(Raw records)
════

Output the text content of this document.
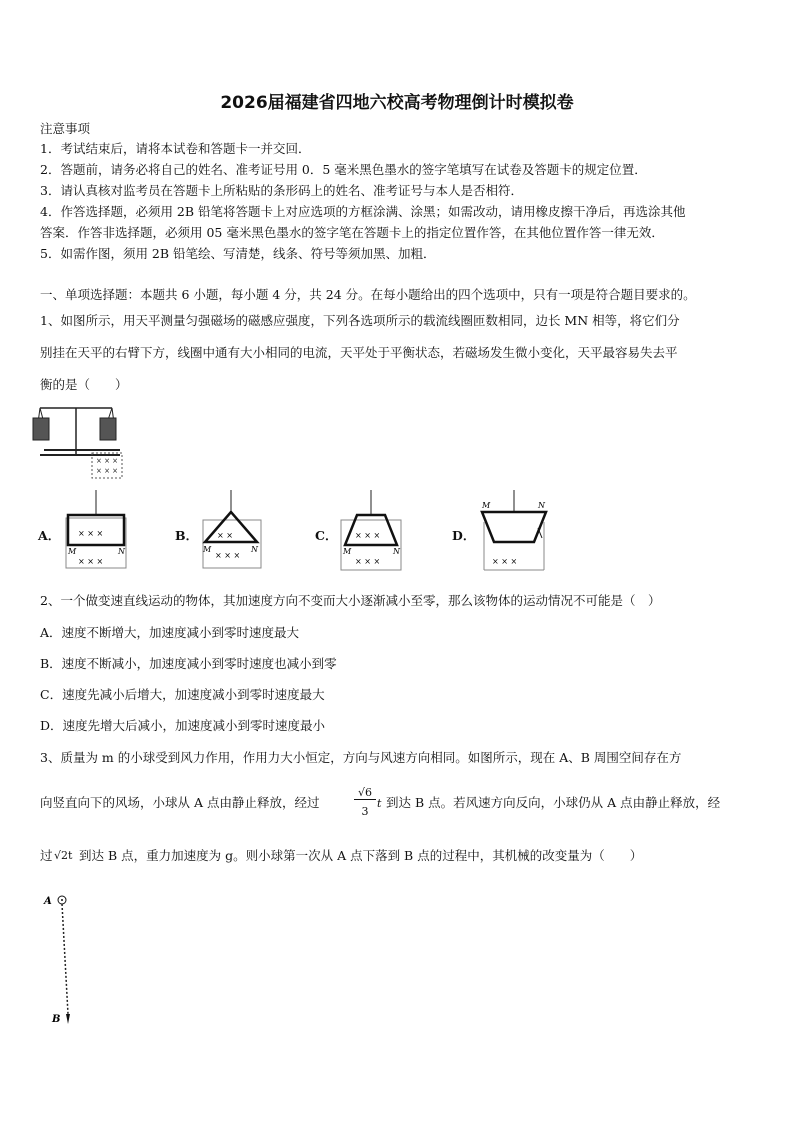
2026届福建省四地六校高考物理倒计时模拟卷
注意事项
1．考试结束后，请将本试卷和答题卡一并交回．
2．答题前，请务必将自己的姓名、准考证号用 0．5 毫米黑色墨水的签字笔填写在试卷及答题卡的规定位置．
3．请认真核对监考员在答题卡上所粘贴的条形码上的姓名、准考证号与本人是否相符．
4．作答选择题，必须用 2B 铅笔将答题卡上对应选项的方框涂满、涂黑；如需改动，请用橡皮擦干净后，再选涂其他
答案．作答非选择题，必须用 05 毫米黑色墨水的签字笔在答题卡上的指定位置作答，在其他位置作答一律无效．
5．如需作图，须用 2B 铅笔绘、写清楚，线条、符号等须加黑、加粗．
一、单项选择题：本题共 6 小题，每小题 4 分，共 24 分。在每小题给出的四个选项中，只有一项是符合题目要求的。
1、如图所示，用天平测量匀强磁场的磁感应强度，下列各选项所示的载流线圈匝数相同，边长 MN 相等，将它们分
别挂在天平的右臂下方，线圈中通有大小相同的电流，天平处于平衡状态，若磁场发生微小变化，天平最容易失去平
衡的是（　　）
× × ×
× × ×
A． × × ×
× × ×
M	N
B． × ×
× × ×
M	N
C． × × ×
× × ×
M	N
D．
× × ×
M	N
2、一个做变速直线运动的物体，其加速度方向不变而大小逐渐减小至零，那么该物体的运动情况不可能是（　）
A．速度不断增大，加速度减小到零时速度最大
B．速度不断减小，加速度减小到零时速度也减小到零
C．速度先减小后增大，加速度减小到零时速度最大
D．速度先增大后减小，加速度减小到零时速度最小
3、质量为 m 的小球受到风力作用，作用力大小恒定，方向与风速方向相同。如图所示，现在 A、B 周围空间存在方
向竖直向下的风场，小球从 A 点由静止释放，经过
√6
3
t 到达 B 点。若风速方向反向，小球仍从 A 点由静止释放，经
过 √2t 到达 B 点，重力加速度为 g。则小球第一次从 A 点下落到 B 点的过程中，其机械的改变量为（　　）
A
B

════

What you need to do
Check each line of the records for the word "加速度减小到零时速度最大" and extract those that contain it.

Written answer
A．速度不断增大，加速度减小到零时速度最大
C．速度先减小后增大，加速度减小到零时速度最大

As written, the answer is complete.